### [Given problem]
Write out the data below in full. Keep it exact.

### [Dataset entries]
[start]

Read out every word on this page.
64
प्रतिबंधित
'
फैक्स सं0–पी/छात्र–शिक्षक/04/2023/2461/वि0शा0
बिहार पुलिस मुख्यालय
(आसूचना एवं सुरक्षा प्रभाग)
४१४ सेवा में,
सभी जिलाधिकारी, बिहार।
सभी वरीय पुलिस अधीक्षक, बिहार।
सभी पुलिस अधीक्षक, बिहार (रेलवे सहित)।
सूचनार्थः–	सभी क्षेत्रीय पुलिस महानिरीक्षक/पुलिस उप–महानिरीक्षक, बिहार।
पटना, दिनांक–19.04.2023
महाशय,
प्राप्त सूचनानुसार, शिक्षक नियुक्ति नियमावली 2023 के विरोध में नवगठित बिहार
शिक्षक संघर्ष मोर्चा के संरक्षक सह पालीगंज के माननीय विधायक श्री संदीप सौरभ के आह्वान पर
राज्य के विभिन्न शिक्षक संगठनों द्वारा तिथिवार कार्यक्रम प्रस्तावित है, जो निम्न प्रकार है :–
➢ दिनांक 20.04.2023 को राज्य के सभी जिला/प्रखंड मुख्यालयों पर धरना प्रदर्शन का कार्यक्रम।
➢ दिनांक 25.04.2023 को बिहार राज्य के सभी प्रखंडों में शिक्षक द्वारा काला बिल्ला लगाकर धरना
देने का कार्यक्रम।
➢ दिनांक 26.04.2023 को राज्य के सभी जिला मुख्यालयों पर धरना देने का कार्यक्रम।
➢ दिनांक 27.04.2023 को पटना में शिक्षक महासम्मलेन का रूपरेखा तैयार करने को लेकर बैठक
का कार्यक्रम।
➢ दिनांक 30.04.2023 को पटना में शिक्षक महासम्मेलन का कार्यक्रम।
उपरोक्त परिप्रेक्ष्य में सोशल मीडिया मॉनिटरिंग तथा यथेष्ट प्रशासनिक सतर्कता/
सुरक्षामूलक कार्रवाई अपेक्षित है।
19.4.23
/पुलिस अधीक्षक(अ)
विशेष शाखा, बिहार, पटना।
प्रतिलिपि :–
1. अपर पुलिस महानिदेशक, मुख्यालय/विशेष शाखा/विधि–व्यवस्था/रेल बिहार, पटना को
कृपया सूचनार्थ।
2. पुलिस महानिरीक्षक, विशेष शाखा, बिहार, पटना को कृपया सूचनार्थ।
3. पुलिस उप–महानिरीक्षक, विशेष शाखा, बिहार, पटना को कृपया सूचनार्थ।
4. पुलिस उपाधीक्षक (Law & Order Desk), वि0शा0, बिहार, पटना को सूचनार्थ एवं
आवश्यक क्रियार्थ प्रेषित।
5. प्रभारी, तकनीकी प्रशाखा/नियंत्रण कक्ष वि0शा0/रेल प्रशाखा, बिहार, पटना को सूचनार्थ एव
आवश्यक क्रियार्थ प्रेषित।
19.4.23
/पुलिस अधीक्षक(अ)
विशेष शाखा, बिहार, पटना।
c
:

[end]

### [Answer for this exercise]
Read out every word on this page.
64
प्रतिबंधित
'
फैक्स सं0–पी/छात्र–शिक्षक/04/2023/2461/वि0शा0
बिहार पुलिस मुख्यालय
(आसूचना एवं सुरक्षा प्रभाग)
४१४ सेवा में,
सभी जिलाधिकारी, बिहार।
सभी वरीय पुलिस अधीक्षक, बिहार।
सभी पुलिस अधीक्षक, बिहार (रेलवे सहित)।
सूचनार्थः–	सभी क्षेत्रीय पुलिस महानिरीक्षक/पुलिस उप–महानिरीक्षक, बिहार।
पटना, दिनांक–19.04.2023
महाशय,
प्राप्त सूचनानुसार, शिक्षक नियुक्ति नियमावली 2023 के विरोध में नवगठित बिहार
शिक्षक संघर्ष मोर्चा के संरक्षक सह पालीगंज के माननीय विधायक श्री संदीप सौरभ के आह्वान पर
राज्य के विभिन्न शिक्षक संगठनों द्वारा तिथिवार कार्यक्रम प्रस्तावित है, जो निम्न प्रकार है :–
➢ दिनांक 20.04.2023 को राज्य के सभी जिला/प्रखंड मुख्यालयों पर धरना प्रदर्शन का कार्यक्रम।
➢ दिनांक 25.04.2023 को बिहार राज्य के सभी प्रखंडों में शिक्षक द्वारा काला बिल्ला लगाकर धरना
देने का कार्यक्रम।
➢ दिनांक 26.04.2023 को राज्य के सभी जिला मुख्यालयों पर धरना देने का कार्यक्रम।
➢ दिनांक 27.04.2023 को पटना में शिक्षक महासम्मलेन का रूपरेखा तैयार करने को लेकर बैठक
का कार्यक्रम।
➢ दिनांक 30.04.2023 को पटना में शिक्षक महासम्मेलन का कार्यक्रम।
उपरोक्त परिप्रेक्ष्य में सोशल मीडिया मॉनिटरिंग तथा यथेष्ट प्रशासनिक सतर्कता/
सुरक्षामूलक कार्रवाई अपेक्षित है।
19.4.23
/पुलिस अधीक्षक(अ)
विशेष शाखा, बिहार, पटना।
प्रतिलिपि :–
1. अपर पुलिस महानिदेशक, मुख्यालय/विशेष शाखा/विधि–व्यवस्था/रेल बिहार, पटना को
कृपया सूचनार्थ।
2. पुलिस महानिरीक्षक, विशेष शाखा, बिहार, पटना को कृपया सूचनार्थ।
3. पुलिस उप–महानिरीक्षक, विशेष शाखा, बिहार, पटना को कृपया सूचनार्थ।
4. पुलिस उपाधीक्षक (Law & Order Desk), वि0शा0, बिहार, पटना को सूचनार्थ एवं
आवश्यक क्रियार्थ प्रेषित।
5. प्रभारी, तकनीकी प्रशाखा/नियंत्रण कक्ष वि0शा0/रेल प्रशाखा, बिहार, पटना को सूचनार्थ एव
आवश्यक क्रियार्थ प्रेषित।
19.4.23
/पुलिस अधीक्षक(अ)
विशेष शाखा, बिहार, पटना।
c
:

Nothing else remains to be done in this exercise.